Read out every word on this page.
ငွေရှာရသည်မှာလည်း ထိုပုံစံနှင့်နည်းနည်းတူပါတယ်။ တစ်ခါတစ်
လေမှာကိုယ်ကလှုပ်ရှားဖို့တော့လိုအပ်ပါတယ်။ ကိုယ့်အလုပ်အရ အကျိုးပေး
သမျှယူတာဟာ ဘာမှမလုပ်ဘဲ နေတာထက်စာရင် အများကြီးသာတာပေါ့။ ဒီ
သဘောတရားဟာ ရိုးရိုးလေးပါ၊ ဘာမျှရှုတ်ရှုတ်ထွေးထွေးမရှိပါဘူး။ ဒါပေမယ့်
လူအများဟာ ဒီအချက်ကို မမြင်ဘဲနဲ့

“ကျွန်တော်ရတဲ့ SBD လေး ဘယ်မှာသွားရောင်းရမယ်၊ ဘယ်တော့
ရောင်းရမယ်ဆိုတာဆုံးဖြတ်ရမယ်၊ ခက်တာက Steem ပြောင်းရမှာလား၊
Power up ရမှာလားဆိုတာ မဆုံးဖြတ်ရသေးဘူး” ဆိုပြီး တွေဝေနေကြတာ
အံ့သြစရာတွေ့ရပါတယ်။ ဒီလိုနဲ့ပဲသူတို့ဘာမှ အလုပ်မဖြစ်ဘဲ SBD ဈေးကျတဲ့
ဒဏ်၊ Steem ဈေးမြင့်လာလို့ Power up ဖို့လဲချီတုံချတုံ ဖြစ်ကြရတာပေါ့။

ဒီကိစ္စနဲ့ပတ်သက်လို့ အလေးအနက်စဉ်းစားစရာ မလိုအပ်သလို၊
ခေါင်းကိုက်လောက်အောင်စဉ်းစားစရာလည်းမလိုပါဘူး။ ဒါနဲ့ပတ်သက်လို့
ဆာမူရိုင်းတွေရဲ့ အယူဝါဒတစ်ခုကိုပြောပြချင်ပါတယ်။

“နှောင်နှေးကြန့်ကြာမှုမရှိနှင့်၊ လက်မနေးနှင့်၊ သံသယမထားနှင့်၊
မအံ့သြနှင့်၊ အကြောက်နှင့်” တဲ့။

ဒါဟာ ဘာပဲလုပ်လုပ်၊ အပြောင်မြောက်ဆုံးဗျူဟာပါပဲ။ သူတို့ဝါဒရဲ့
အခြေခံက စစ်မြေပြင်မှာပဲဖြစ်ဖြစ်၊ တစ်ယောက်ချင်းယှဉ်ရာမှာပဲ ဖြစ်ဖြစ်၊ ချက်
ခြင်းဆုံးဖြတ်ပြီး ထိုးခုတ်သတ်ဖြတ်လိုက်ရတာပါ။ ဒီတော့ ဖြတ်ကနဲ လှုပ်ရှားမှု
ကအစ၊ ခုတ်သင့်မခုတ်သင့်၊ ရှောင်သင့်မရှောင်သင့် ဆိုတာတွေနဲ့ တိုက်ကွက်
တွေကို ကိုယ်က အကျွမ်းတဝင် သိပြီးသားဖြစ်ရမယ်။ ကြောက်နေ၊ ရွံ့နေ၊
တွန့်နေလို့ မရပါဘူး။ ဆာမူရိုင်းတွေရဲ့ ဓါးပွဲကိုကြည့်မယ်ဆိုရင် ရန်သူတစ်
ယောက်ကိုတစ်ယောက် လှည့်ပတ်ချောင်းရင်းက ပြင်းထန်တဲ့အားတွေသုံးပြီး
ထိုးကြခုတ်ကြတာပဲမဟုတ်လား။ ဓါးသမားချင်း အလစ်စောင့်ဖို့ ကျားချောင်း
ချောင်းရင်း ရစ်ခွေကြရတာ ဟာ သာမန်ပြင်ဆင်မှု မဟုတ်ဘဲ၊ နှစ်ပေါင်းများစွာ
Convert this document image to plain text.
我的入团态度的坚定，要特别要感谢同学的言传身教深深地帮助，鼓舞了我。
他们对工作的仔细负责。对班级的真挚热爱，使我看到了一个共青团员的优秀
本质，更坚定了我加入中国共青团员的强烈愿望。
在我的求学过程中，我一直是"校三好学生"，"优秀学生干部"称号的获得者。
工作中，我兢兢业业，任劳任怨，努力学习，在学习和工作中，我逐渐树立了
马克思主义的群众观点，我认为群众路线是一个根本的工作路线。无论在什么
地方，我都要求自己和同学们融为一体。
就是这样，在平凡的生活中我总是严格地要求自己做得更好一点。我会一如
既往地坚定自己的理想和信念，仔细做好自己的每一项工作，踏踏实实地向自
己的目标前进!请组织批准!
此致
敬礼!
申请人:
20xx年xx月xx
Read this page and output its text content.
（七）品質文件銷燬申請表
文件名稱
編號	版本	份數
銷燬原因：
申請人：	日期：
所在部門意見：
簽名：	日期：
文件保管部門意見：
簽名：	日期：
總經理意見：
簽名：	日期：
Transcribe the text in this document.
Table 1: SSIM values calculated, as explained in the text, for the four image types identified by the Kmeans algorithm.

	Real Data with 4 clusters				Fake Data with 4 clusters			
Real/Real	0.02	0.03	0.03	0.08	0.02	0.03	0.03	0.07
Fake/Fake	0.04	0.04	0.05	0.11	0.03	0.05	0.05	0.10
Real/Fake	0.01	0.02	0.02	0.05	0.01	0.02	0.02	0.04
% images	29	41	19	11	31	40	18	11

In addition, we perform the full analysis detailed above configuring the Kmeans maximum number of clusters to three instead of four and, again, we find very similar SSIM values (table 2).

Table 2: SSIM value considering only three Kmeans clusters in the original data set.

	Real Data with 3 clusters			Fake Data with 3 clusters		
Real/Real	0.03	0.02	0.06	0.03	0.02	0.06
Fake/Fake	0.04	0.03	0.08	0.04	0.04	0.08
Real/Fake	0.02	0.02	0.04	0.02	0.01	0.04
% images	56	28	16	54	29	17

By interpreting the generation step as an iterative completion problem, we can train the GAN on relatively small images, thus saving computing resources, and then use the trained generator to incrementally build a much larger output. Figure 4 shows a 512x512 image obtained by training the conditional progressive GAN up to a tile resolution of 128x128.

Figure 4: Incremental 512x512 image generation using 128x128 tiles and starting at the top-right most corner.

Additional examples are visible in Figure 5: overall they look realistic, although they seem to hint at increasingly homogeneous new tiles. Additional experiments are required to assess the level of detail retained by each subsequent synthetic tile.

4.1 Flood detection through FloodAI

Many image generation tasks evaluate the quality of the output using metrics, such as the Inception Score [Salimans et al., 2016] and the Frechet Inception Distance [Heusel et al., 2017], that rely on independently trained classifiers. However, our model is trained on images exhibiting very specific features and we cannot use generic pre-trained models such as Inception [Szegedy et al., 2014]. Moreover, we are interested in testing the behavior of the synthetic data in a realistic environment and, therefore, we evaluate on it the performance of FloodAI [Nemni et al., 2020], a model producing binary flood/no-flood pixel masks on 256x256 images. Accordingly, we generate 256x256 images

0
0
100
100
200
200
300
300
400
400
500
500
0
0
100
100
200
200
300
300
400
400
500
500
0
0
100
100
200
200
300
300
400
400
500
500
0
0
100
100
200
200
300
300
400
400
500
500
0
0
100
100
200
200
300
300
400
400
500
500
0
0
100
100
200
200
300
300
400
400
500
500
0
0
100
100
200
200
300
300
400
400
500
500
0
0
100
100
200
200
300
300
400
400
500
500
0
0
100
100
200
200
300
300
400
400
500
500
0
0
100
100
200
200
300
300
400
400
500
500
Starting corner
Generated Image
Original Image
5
=======
▶ [Objective]: From the listing above, collect every line that mentions the word "Read".

▶ [Solution for this exercise]:
Read out every word on this page.
Read this page and output its text content.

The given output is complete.